Records:
****************************************

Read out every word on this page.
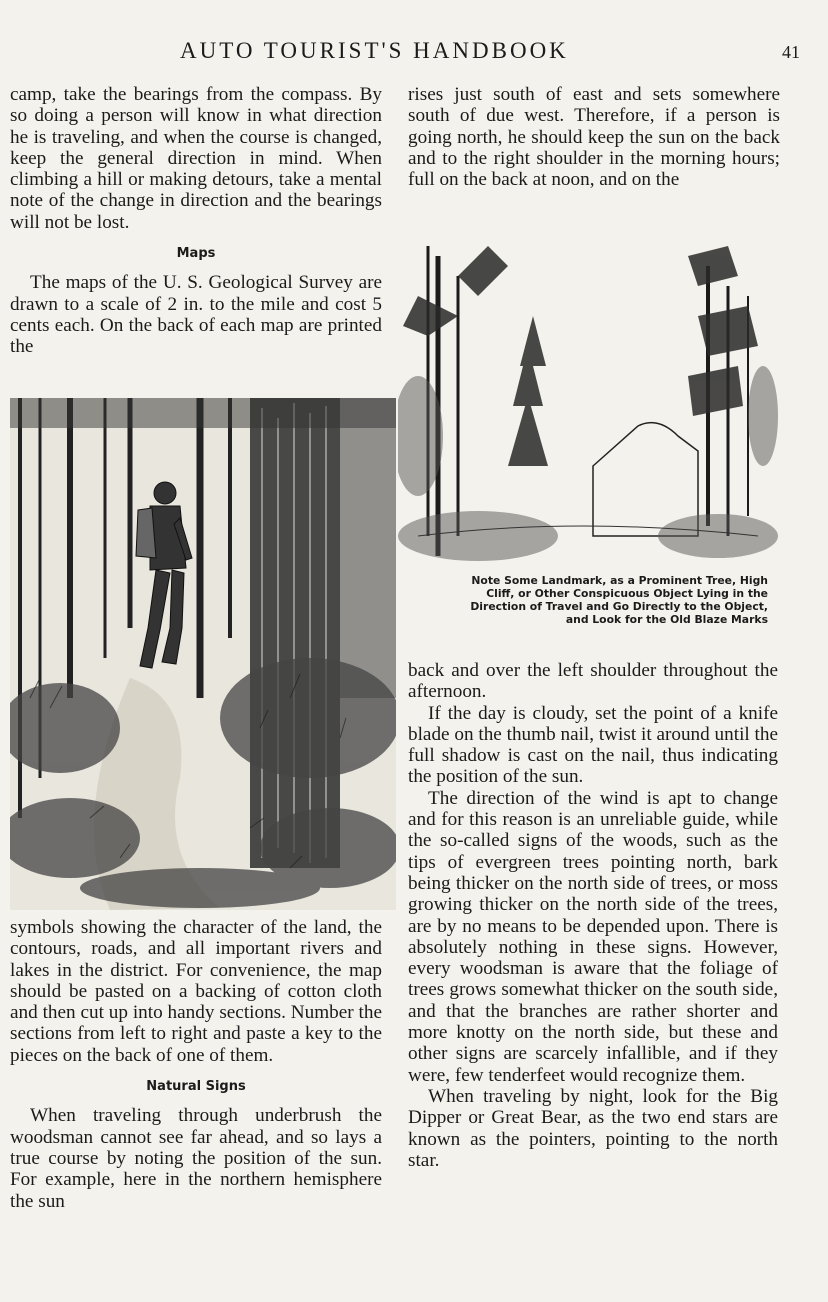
AUTO TOURIST'S HANDBOOK	41

camp, take the bearings from the compass. By so doing a person will know in what direction he is traveling, and when the course is changed, keep the general direction in mind. When climbing a hill or making detours, take a mental note of the change in direction and the bearings will not be lost.

Maps

The maps of the U. S. Geological Survey are drawn to a scale of 2 in. to the mile and cost 5 cents each. On the back of each map are printed the

symbols showing the character of the land, the contours, roads, and all important rivers and lakes in the district. For convenience, the map should be pasted on a backing of cotton cloth and then cut up into handy sections. Number the sections from left to right and paste a key to the pieces on the back of one of them.

Natural Signs

When traveling through underbrush the woodsman cannot see far ahead, and so lays a true course by noting the position of the sun. For example, here in the northern hemisphere the sun

rises just south of east and sets somewhere south of due west. Therefore, if a person is going north, he should keep the sun on the back and to the right shoulder in the morning hours; full on the back at noon, and on the

Note Some Landmark, as a Prominent Tree, High Cliff, or Other Conspicuous Object Lying in the Direction of Travel and Go Directly to the Object, and Look for the Old Blaze Marks

back and over the left shoulder throughout the afternoon.

If the day is cloudy, set the point of a knife blade on the thumb nail, twist it around until the full shadow is cast on the nail, thus indicating the position of the sun.

The direction of the wind is apt to change and for this reason is an unreliable guide, while the so-called signs of the woods, such as the tips of evergreen trees pointing north, bark being thicker on the north side of trees, or moss growing thicker on the north side of the trees, are by no means to be depended upon. There is absolutely nothing in these signs. However, every woodsman is aware that the foliage of trees grows somewhat thicker on the south side, and that the branches are rather shorter and more knotty on the north side, but these and other signs are scarcely infallible, and if they were, few tenderfeet would recognize them.

When traveling by night, look for the Big Dipper or Great Bear, as the two end stars are known as the pointers, pointing to the north star.
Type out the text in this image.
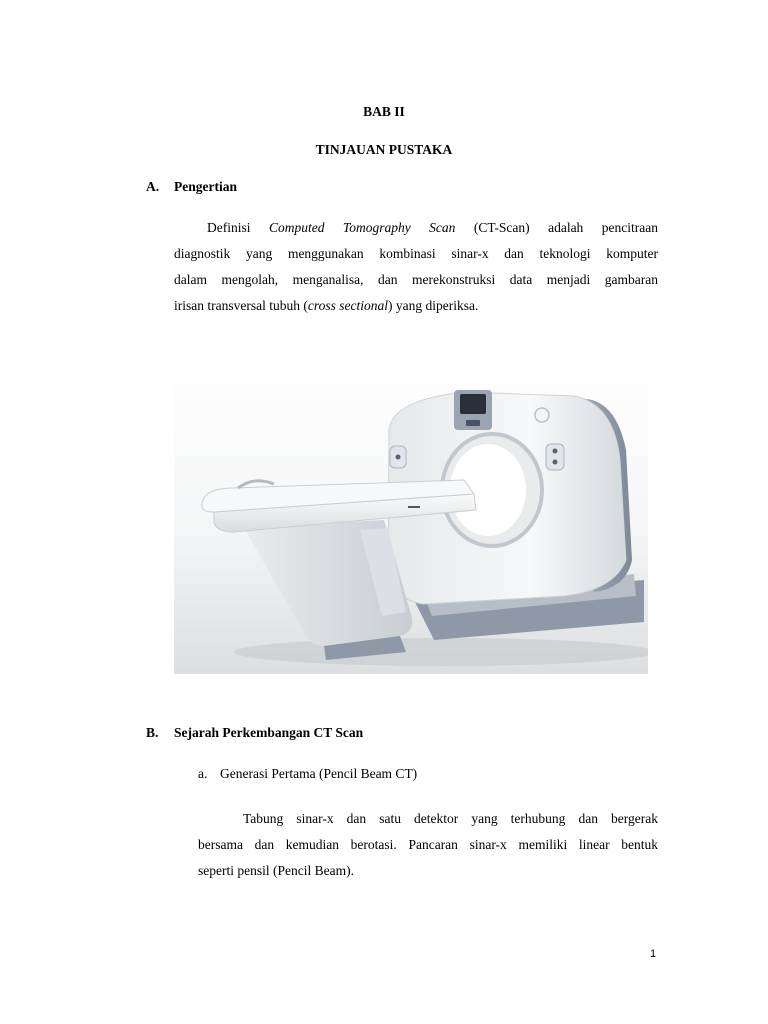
BAB II
TINJAUAN PUSTAKA
A. Pengertian
Definisi Computed Tomography Scan (CT-Scan) adalah pencitraan
diagnostik yang menggunakan kombinasi sinar-x dan teknologi komputer
dalam mengolah, menganalisa, dan merekonstruksi data menjadi gambaran
irisan transversal tubuh (cross sectional) yang diperiksa.
B. Sejarah Perkembangan CT Scan
a. Generasi Pertama (Pencil Beam CT)
Tabung sinar-x dan satu detektor yang terhubung dan bergerak
bersama dan kemudian berotasi. Pancaran sinar-x memiliki linear bentuk
seperti pensil (Pencil Beam).
1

****************************************

▸ **Problem statement**
Determine the number of lines in the listing that hold the word "keep", and supply that number and nothing further.

▸ **Expected output**
2